Text shown>
- - -

Using data to rethink space.


In this 1999 short film, MVRDV addresses the transformations created in cities by the ever-expanding communications networks and the immeasurable web of interrelationships they generate. "The world has shed the anachronism global village and is transforming into the more advanced state of the Metacity", wrote the Dutch architectural company. "More and more regions have become more or less continuous urban fields: Europe, the fringes of North America, Southeast Asia, India, Indonesia. And as the population and its communications options continue to multiply, this metamorphosis seems far from finished". In "Metacity/Datatown" MVRDV provided another meditation on the waste of space and the possibility of reducing our impact on earth.

In 1999, MVRDV feared the global transformations to be weakened by competitive nationalisms, but believed it could have a silver lining: "such regionalism might also be a way to escape from this very protectionism: through specialization, each region enhances its global position". 20 years later, things have gone differently - the world became more and more intertwined, but nationalisms are risen way more than expected even in the more traditionally "progressive" states. However, it is absolutely true that urban contexts have prevailed over the rural ones. What were MVRDV trying to address back then?

In the statement for Metacity/Datatown, MVRDV wrote that "nature has become crowded; agriculture needs to intensify due to an increased demand and a reduced amount of available space [...] addressing the spatial implications of this global act could actually help to define an emerging agenda for urbanism and architecture".
Their question was: how to study this? Using numbers and data, as "its web of possibilities - both economical and spatial - seems so complex that statistical techniques seem the only way to grasp its processes".

- - -

Entries supplied>
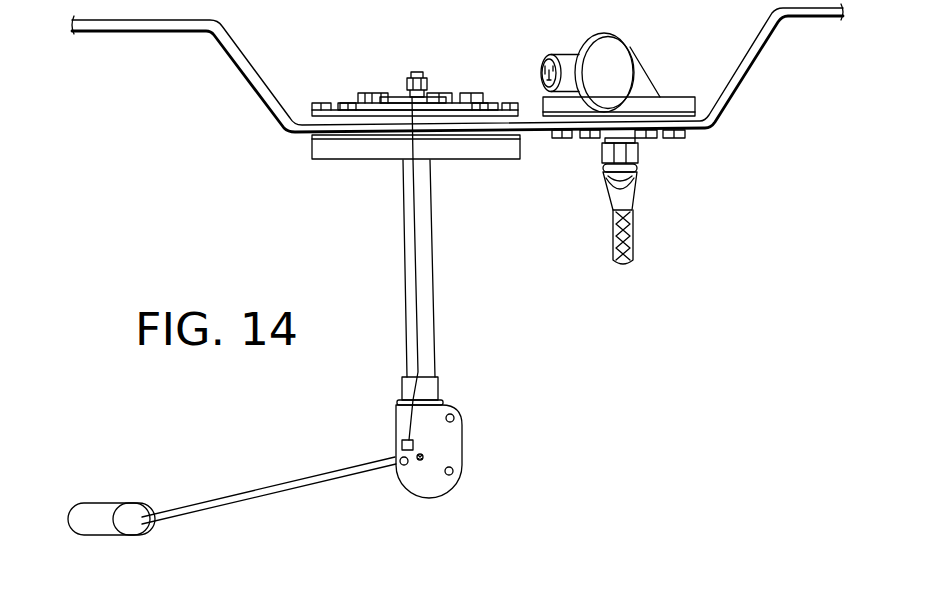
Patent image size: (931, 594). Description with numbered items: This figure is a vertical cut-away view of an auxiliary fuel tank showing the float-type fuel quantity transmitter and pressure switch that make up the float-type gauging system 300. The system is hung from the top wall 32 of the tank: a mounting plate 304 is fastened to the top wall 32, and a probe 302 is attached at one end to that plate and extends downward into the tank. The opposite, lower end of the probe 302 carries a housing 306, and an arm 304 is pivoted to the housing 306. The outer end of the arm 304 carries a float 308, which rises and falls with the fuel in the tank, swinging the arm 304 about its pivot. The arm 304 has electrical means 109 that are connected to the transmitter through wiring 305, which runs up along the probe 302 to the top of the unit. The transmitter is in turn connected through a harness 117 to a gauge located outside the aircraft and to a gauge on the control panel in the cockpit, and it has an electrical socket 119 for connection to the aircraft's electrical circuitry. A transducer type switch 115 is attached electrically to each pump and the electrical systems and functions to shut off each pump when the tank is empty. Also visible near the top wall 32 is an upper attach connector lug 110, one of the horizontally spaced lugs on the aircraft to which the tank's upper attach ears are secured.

- - -

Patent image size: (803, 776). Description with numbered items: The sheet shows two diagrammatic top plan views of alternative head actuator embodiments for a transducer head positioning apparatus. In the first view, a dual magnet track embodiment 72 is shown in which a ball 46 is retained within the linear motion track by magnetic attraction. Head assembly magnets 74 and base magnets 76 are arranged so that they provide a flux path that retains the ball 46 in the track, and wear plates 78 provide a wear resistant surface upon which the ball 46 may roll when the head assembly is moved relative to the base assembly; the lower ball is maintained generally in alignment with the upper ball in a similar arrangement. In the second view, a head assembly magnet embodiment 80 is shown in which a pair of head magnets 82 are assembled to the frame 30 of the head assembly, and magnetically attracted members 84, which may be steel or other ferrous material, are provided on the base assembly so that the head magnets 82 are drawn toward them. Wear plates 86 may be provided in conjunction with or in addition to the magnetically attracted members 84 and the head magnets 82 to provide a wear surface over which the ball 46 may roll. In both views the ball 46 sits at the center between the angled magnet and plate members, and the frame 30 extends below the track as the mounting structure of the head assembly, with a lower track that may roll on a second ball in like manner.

- - -

Problem statement> Please translate this sentence from the text on MVRDV's Metacity/Datatown into Spanish: "However, it is absolutely true that urban contexts have prevailed over the rural ones."

Solution to this problem> Sin embargo, es absolutamente cierto que los contextos urbanos han prevalecido sobre los rurales.